Given information =>
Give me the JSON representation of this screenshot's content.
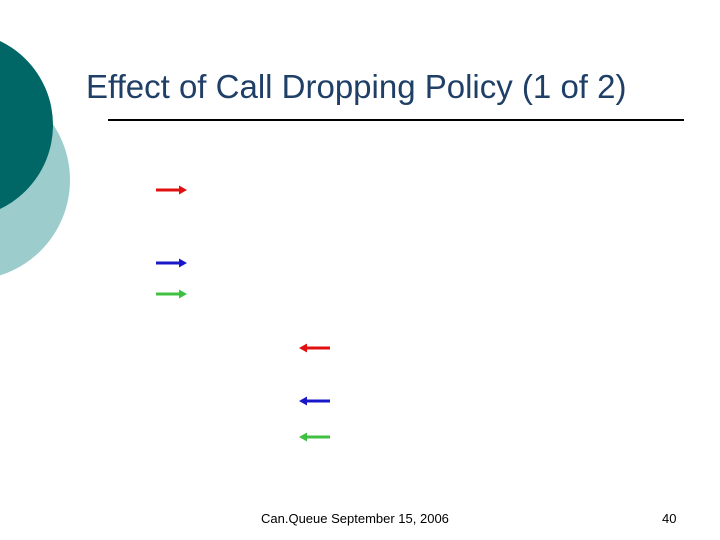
{
  "slide": {
    "title": "Effect of Call Dropping Policy (1 of 2)",
    "footer_text": "Can.Queue  September 15, 2006",
    "page_number": "40"
  },
  "colors": {
    "teal_dark": "#006666",
    "teal_light": "#9ccccc",
    "title_text": "#1f3f66",
    "arrow_red": "#e01010",
    "arrow_blue": "#1818c8",
    "arrow_green": "#40c040"
  },
  "arrows": [
    {
      "name": "red-right-arrow-1",
      "direction": "right",
      "color": "red"
    },
    {
      "name": "blue-right-arrow-1",
      "direction": "right",
      "color": "blue"
    },
    {
      "name": "green-right-arrow-1",
      "direction": "right",
      "color": "green"
    },
    {
      "name": "red-left-arrow-1",
      "direction": "left",
      "color": "red"
    },
    {
      "name": "blue-left-arrow-1",
      "direction": "left",
      "color": "blue"
    },
    {
      "name": "green-left-arrow-1",
      "direction": "left",
      "color": "green"
    }
  ]
}
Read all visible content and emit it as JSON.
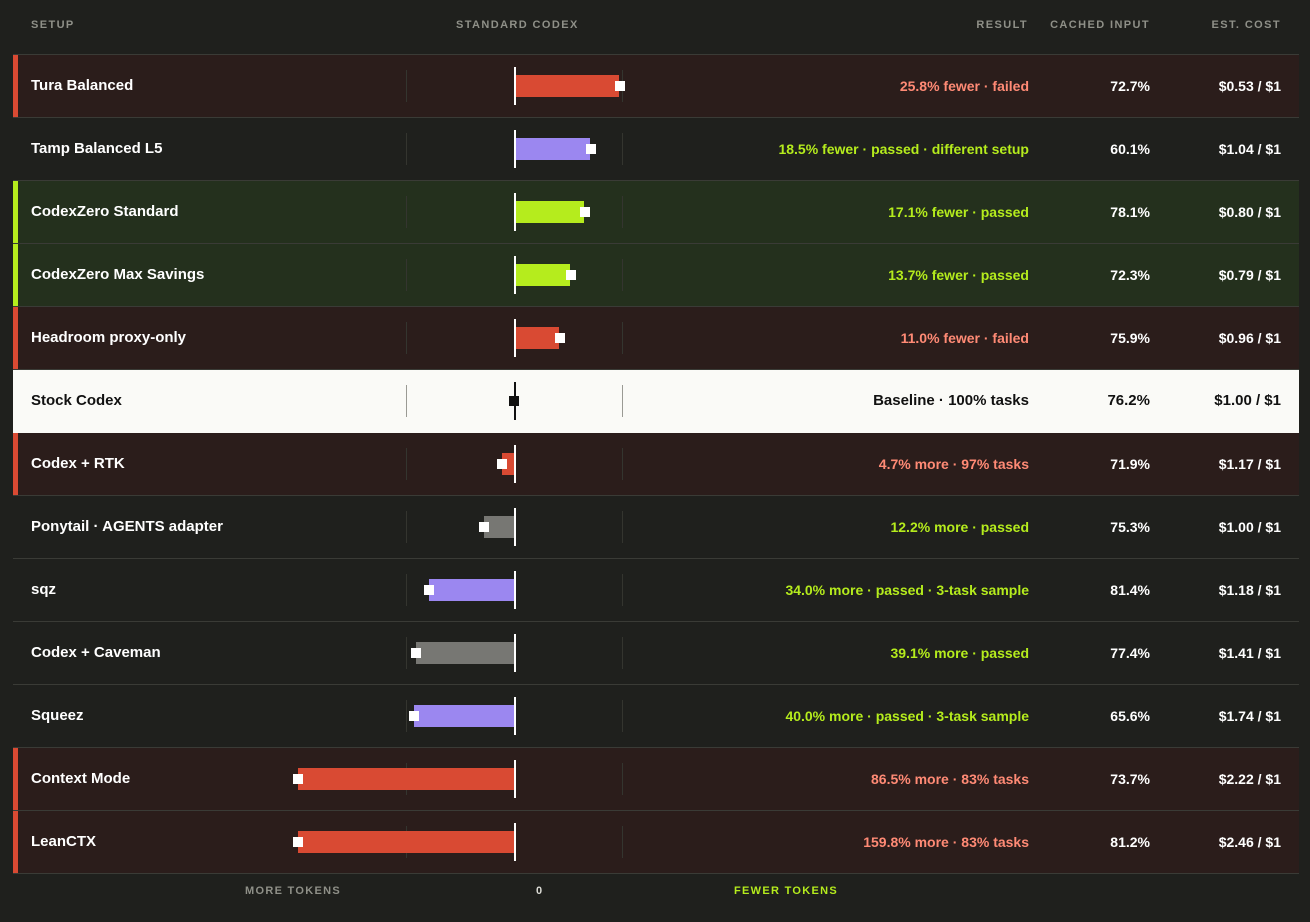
{
  "headers": {
    "setup": "SETUP",
    "standard": "STANDARD CODEX",
    "result": "RESULT",
    "cached": "CACHED INPUT",
    "cost": "EST. COST"
  },
  "footer": {
    "more": "MORE TOKENS",
    "zero": "0",
    "fewer": "FEWER TOKENS"
  },
  "colors": {
    "fail": "#d94a33",
    "pass_green": "#b5ec1d",
    "purple": "#9b87f0",
    "gray": "#777773"
  },
  "chart_data": {
    "type": "bar",
    "orientation": "horizontal",
    "x_axis": "token change vs Stock Codex (positive = fewer tokens)",
    "rows": [
      {
        "name": "Tura Balanced",
        "value": 25.8,
        "result": "25.8% fewer · failed",
        "status": "fail",
        "bar": "fail",
        "cached": "72.7%",
        "cost": "$0.53 / $1"
      },
      {
        "name": "Tamp Balanced L5",
        "value": 18.5,
        "result": "18.5% fewer · passed · different setup",
        "status": "pass",
        "bar": "pass-purple",
        "cached": "60.1%",
        "cost": "$1.04 / $1"
      },
      {
        "name": "CodexZero Standard",
        "value": 17.1,
        "result": "17.1% fewer · passed",
        "status": "good",
        "bar": "pass-green",
        "cached": "78.1%",
        "cost": "$0.80 / $1"
      },
      {
        "name": "CodexZero Max Savings",
        "value": 13.7,
        "result": "13.7% fewer · passed",
        "status": "good",
        "bar": "pass-green",
        "cached": "72.3%",
        "cost": "$0.79 / $1"
      },
      {
        "name": "Headroom proxy-only",
        "value": 11.0,
        "result": "11.0% fewer · failed",
        "status": "fail",
        "bar": "fail",
        "cached": "75.9%",
        "cost": "$0.96 / $1"
      },
      {
        "name": "Stock Codex",
        "value": 0,
        "result": "Baseline · 100% tasks",
        "status": "base",
        "bar": "none",
        "cached": "76.2%",
        "cost": "$1.00 / $1"
      },
      {
        "name": "Codex + RTK",
        "value": -4.7,
        "result": "4.7% more · 97% tasks",
        "status": "fail",
        "bar": "fail",
        "cached": "71.9%",
        "cost": "$1.17 / $1"
      },
      {
        "name": "Ponytail · AGENTS adapter",
        "value": -12.2,
        "result": "12.2% more · passed",
        "status": "pass",
        "bar": "pass-gray",
        "cached": "75.3%",
        "cost": "$1.00 / $1"
      },
      {
        "name": "sqz",
        "value": -34.0,
        "result": "34.0% more · passed · 3-task sample",
        "status": "pass",
        "bar": "pass-purple",
        "cached": "81.4%",
        "cost": "$1.18 / $1"
      },
      {
        "name": "Codex + Caveman",
        "value": -39.1,
        "result": "39.1% more · passed",
        "status": "pass",
        "bar": "pass-gray",
        "cached": "77.4%",
        "cost": "$1.41 / $1"
      },
      {
        "name": "Squeez",
        "value": -40.0,
        "result": "40.0% more · passed · 3-task sample",
        "status": "pass",
        "bar": "pass-purple",
        "cached": "65.6%",
        "cost": "$1.74 / $1"
      },
      {
        "name": "Context Mode",
        "value": -86.5,
        "result": "86.5% more · 83% tasks",
        "status": "fail",
        "bar": "fail",
        "cached": "73.7%",
        "cost": "$2.22 / $1"
      },
      {
        "name": "LeanCTX",
        "value": -159.8,
        "result": "159.8% more · 83% tasks",
        "status": "fail",
        "bar": "fail",
        "cached": "81.2%",
        "cost": "$2.46 / $1"
      }
    ]
  }
}
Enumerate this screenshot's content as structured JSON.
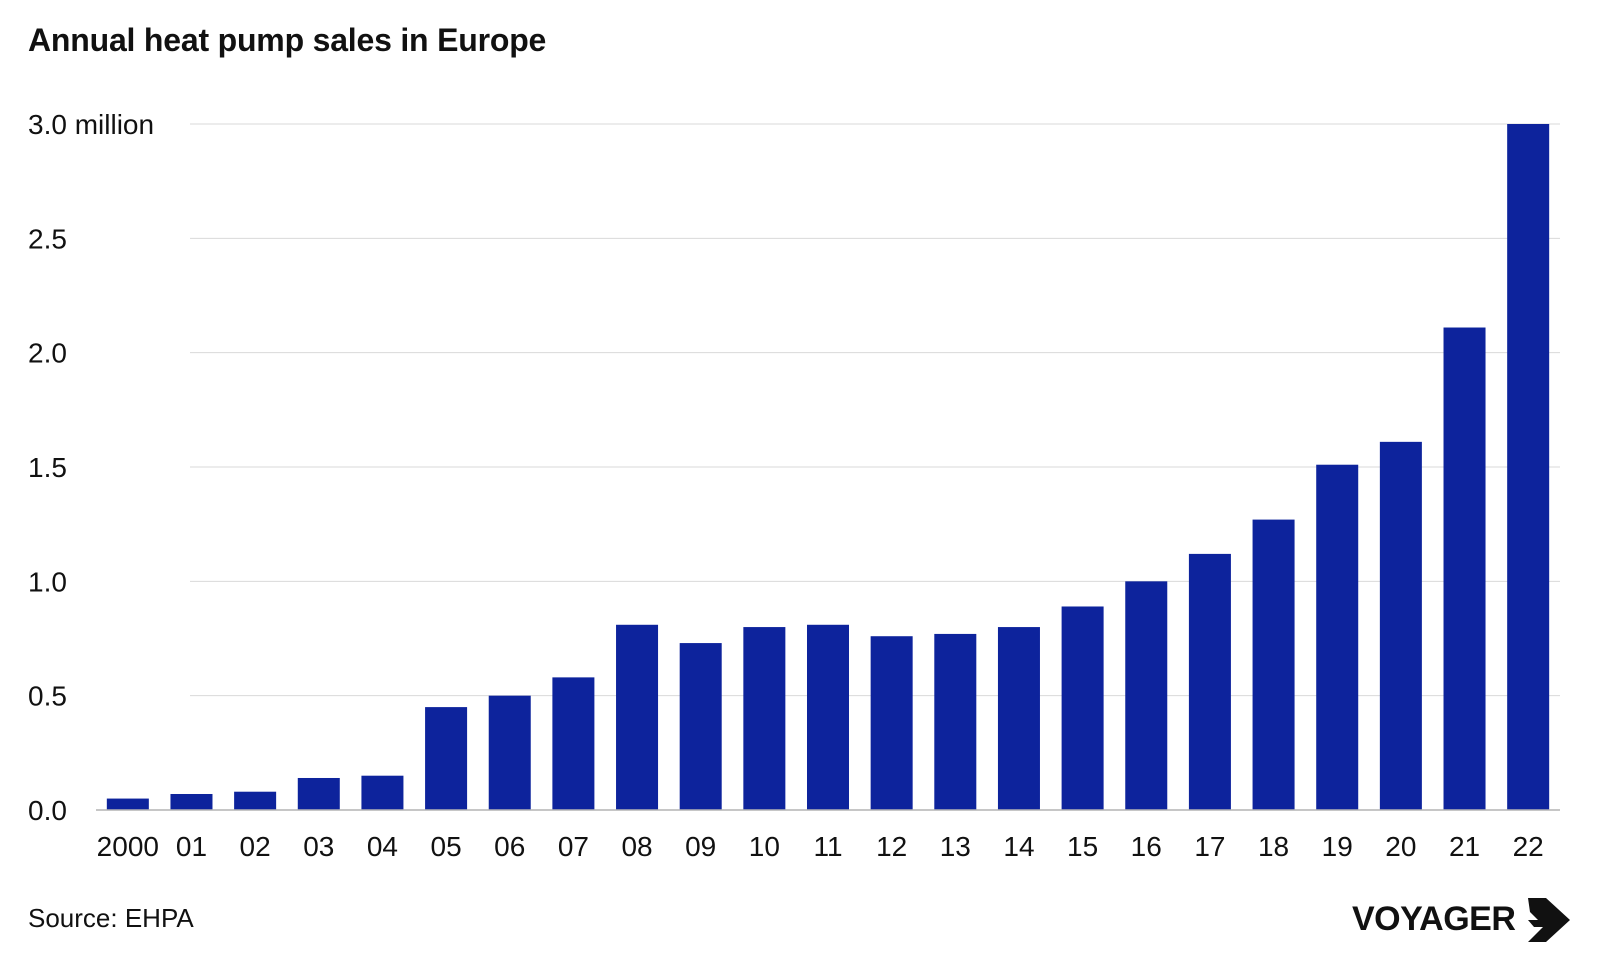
{
  "title": "Annual heat pump sales in Europe",
  "source": "Source: EHPA",
  "logo_text": "VOYAGER",
  "colors": {
    "bar": "#0d239c",
    "grid": "#d9d9d9",
    "axis": "#b3b3b3",
    "text": "#111111"
  },
  "chart_data": {
    "type": "bar",
    "title": "Annual heat pump sales in Europe",
    "xlabel": "",
    "ylabel": "",
    "categories": [
      "2000",
      "01",
      "02",
      "03",
      "04",
      "05",
      "06",
      "07",
      "08",
      "09",
      "10",
      "11",
      "12",
      "13",
      "14",
      "15",
      "16",
      "17",
      "18",
      "19",
      "20",
      "21",
      "22"
    ],
    "values": [
      0.05,
      0.07,
      0.08,
      0.14,
      0.15,
      0.45,
      0.5,
      0.58,
      0.81,
      0.73,
      0.8,
      0.81,
      0.76,
      0.77,
      0.8,
      0.89,
      1.0,
      1.12,
      1.27,
      1.51,
      1.61,
      2.11,
      3.0
    ],
    "ylim": [
      0,
      3.0
    ],
    "yticks": [
      0,
      0.5,
      1.0,
      1.5,
      2.0,
      2.5,
      3.0
    ],
    "ytick_labels": [
      "0.0",
      "0.5",
      "1.0",
      "1.5",
      "2.0",
      "2.5",
      "3.0 million"
    ],
    "grid": true,
    "legend": "none"
  }
}
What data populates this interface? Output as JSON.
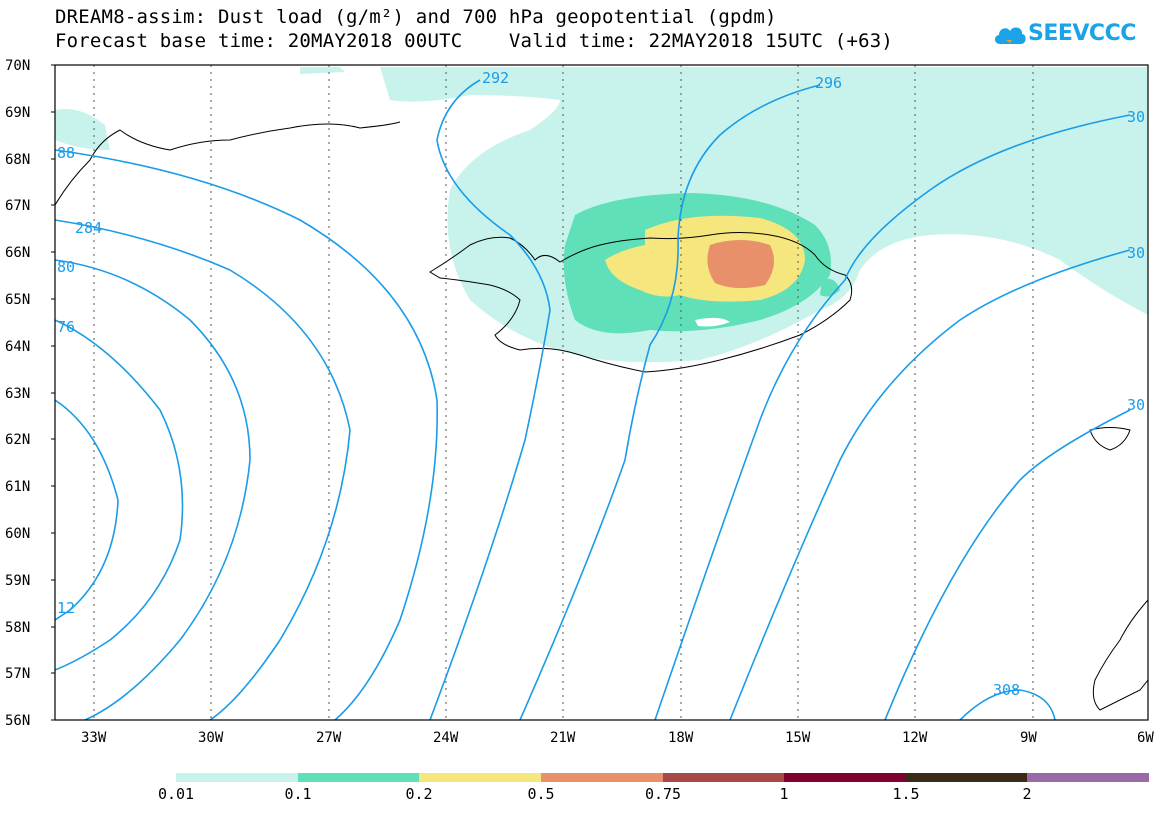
{
  "title": {
    "line1": "DREAM8-assim: Dust load (g/m²) and 700 hPa geopotential (gpdm)",
    "line2": "Forecast base time: 20MAY2018 00UTC    Valid time: 22MAY2018 15UTC (+63)"
  },
  "logo": {
    "text": "SEEVCCC",
    "icon": "cloud-icon",
    "color": "#1aa3e8"
  },
  "axes": {
    "lat_labels": [
      "70N",
      "69N",
      "68N",
      "67N",
      "66N",
      "65N",
      "64N",
      "63N",
      "62N",
      "61N",
      "60N",
      "59N",
      "58N",
      "57N",
      "56N"
    ],
    "lon_labels": [
      "33W",
      "30W",
      "27W",
      "24W",
      "21W",
      "18W",
      "15W",
      "12W",
      "9W",
      "6W"
    ]
  },
  "contour_labels": [
    "88",
    "284",
    "80",
    "76",
    "12",
    "292",
    "296",
    "30",
    "30",
    "30",
    "308"
  ],
  "colorbar": {
    "labels": [
      "0.01",
      "0.1",
      "0.2",
      "0.5",
      "0.75",
      "1",
      "1.5",
      "2"
    ],
    "colors": [
      "#c8f3ec",
      "#5fe0b8",
      "#f5e77e",
      "#e8906a",
      "#a84848",
      "#800030",
      "#3a2a1a",
      "#9a6aa8"
    ]
  },
  "colors": {
    "contour": "#1a9ce8",
    "dust_0_01": "#c8f3ec",
    "dust_0_1": "#5fe0b8",
    "dust_0_2": "#f5e77e",
    "dust_0_5": "#e8906a"
  }
}
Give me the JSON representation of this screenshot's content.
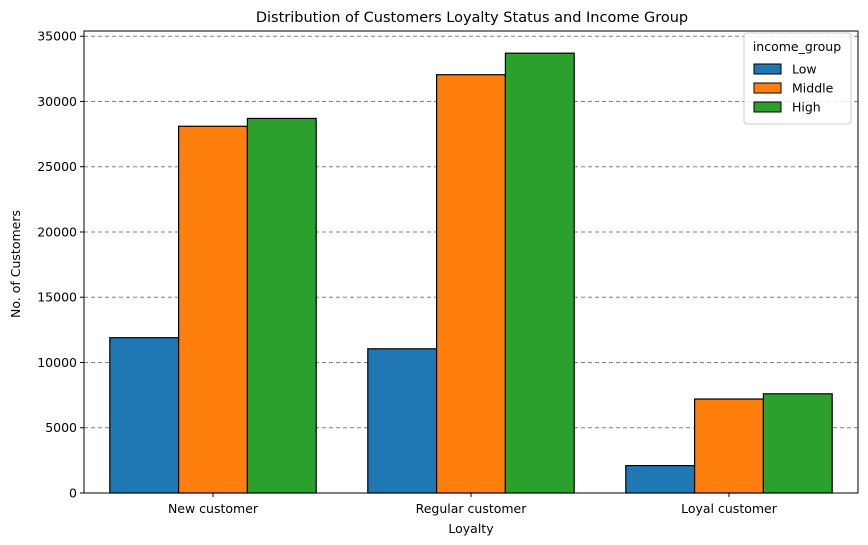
{
  "chart_data": {
    "type": "bar",
    "title": "Distribution of Customers Loyalty Status and Income Group",
    "xlabel": "Loyalty",
    "ylabel": "No. of Customers",
    "categories": [
      "New customer",
      "Regular customer",
      "Loyal customer"
    ],
    "series": [
      {
        "name": "Low",
        "color": "#1f77b4",
        "values": [
          11900,
          11050,
          2100
        ]
      },
      {
        "name": "Middle",
        "color": "#ff7f0e",
        "values": [
          28100,
          32050,
          7200
        ]
      },
      {
        "name": "High",
        "color": "#2ca02c",
        "values": [
          28700,
          33700,
          7600
        ]
      }
    ],
    "legend": {
      "title": "income_group",
      "position": "top-right"
    },
    "ylim": [
      0,
      35400
    ],
    "yticks": [
      0,
      5000,
      10000,
      15000,
      20000,
      25000,
      30000,
      35000
    ],
    "grid": {
      "y": true,
      "style": "dashed",
      "color": "#808080"
    }
  }
}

What you have to do => Search the entries for the word "tasks" and pick out every line that holds it.

Expected answer =>
        "result": "Baseline · 100% tasks",
        "result": "4.7% more · 97% tasks",
        "result": "86.5% more · 83% tasks",
        "result": "159.8% more · 83% tasks",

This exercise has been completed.